** start of Source data **

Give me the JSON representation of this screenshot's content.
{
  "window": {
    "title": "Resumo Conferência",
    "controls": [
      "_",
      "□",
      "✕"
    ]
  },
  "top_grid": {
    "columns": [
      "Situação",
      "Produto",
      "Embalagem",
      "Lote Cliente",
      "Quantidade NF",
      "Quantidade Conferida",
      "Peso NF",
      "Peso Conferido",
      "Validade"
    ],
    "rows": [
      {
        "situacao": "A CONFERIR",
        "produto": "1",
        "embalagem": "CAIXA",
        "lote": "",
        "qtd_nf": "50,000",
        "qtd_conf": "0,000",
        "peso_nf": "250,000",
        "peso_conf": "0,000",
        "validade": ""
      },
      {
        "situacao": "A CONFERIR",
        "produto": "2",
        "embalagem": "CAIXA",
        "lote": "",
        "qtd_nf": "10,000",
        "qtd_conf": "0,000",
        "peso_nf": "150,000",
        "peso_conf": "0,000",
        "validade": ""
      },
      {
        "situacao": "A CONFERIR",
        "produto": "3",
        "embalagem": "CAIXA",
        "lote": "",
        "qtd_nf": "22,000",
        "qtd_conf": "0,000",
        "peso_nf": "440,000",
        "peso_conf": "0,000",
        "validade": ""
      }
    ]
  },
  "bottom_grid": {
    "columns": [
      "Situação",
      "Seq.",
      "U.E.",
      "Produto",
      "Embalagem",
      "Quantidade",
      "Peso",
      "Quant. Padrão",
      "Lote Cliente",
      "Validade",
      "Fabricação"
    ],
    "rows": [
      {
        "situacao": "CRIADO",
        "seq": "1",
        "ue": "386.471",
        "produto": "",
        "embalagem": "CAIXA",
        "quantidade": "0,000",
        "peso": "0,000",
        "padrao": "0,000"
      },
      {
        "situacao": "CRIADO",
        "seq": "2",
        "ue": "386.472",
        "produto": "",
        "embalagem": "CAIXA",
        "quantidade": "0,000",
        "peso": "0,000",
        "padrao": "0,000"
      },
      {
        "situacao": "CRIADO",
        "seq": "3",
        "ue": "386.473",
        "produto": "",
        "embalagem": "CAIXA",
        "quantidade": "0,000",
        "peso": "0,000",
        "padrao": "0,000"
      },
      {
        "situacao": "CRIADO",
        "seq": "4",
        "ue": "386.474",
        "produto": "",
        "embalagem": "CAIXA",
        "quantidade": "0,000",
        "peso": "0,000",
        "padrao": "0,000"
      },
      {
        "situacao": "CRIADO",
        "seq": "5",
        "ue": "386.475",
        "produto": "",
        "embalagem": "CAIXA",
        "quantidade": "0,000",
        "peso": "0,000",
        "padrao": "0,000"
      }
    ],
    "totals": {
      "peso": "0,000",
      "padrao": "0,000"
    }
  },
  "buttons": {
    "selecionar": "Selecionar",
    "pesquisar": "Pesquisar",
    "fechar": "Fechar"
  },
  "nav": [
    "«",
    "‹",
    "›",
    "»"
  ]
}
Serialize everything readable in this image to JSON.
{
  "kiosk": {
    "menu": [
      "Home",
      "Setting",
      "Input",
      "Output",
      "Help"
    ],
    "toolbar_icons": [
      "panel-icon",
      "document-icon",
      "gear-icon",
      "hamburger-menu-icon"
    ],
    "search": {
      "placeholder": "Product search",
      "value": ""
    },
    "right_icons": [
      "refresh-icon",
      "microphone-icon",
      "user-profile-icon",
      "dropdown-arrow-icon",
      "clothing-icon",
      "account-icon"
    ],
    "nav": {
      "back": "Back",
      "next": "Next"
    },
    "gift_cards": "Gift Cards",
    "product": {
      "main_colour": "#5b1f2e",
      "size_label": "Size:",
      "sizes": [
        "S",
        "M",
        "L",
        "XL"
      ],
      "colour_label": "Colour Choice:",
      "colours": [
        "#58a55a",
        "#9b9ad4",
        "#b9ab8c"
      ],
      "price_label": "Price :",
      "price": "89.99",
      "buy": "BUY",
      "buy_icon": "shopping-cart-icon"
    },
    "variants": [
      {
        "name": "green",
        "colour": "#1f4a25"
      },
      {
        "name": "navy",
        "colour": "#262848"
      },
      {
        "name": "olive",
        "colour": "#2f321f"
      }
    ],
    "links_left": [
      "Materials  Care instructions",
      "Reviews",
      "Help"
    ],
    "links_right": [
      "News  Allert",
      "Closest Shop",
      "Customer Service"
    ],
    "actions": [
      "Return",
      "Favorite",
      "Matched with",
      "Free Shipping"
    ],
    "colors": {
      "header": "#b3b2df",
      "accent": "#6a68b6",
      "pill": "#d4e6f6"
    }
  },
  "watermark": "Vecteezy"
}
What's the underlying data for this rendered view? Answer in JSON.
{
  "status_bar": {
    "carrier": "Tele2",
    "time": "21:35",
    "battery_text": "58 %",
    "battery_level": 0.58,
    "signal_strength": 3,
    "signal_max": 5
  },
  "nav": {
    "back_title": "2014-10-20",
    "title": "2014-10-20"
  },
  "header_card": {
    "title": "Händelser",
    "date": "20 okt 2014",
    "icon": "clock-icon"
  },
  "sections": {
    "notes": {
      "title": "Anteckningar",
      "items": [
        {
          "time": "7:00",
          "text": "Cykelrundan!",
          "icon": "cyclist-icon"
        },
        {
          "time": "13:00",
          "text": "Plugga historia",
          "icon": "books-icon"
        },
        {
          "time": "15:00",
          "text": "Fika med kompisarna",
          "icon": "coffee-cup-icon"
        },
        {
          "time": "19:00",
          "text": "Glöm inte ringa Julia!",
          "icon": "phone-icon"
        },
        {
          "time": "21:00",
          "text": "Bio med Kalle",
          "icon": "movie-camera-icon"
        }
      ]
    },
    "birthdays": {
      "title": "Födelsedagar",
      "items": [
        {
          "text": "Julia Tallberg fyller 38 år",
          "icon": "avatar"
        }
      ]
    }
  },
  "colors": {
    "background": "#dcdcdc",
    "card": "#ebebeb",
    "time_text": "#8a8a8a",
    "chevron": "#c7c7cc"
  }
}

** end of Source data **

**Work to do**
Write out once more the lines above beginning at the line with "What's the underlying"; continue through the final line and stop there.

**Complete response**
What's the underlying data for this rendered view? Answer in JSON.
{
  "status_bar": {
    "carrier": "Tele2",
    "time": "21:35",
    "battery_text": "58 %",
    "battery_level": 0.58,
    "signal_strength": 3,
    "signal_max": 5
  },
  "nav": {
    "back_title": "2014-10-20",
    "title": "2014-10-20"
  },
  "header_card": {
    "title": "Händelser",
    "date": "20 okt 2014",
    "icon": "clock-icon"
  },
  "sections": {
    "notes": {
      "title": "Anteckningar",
      "items": [
        {
          "time": "7:00",
          "text": "Cykelrundan!",
          "icon": "cyclist-icon"
        },
        {
          "time": "13:00",
          "text": "Plugga historia",
          "icon": "books-icon"
        },
        {
          "time": "15:00",
          "text": "Fika med kompisarna",
          "icon": "coffee-cup-icon"
        },
        {
          "time": "19:00",
          "text": "Glöm inte ringa Julia!",
          "icon": "phone-icon"
        },
        {
          "time": "21:00",
          "text": "Bio med Kalle",
          "icon": "movie-camera-icon"
        }
      ]
    },
    "birthdays": {
      "title": "Födelsedagar",
      "items": [
        {
          "text": "Julia Tallberg fyller 38 år",
          "icon": "avatar"
        }
      ]
    }
  },
  "colors": {
    "background": "#dcdcdc",
    "card": "#ebebeb",
    "time_text": "#8a8a8a",
    "chevron": "#c7c7cc"
  }
}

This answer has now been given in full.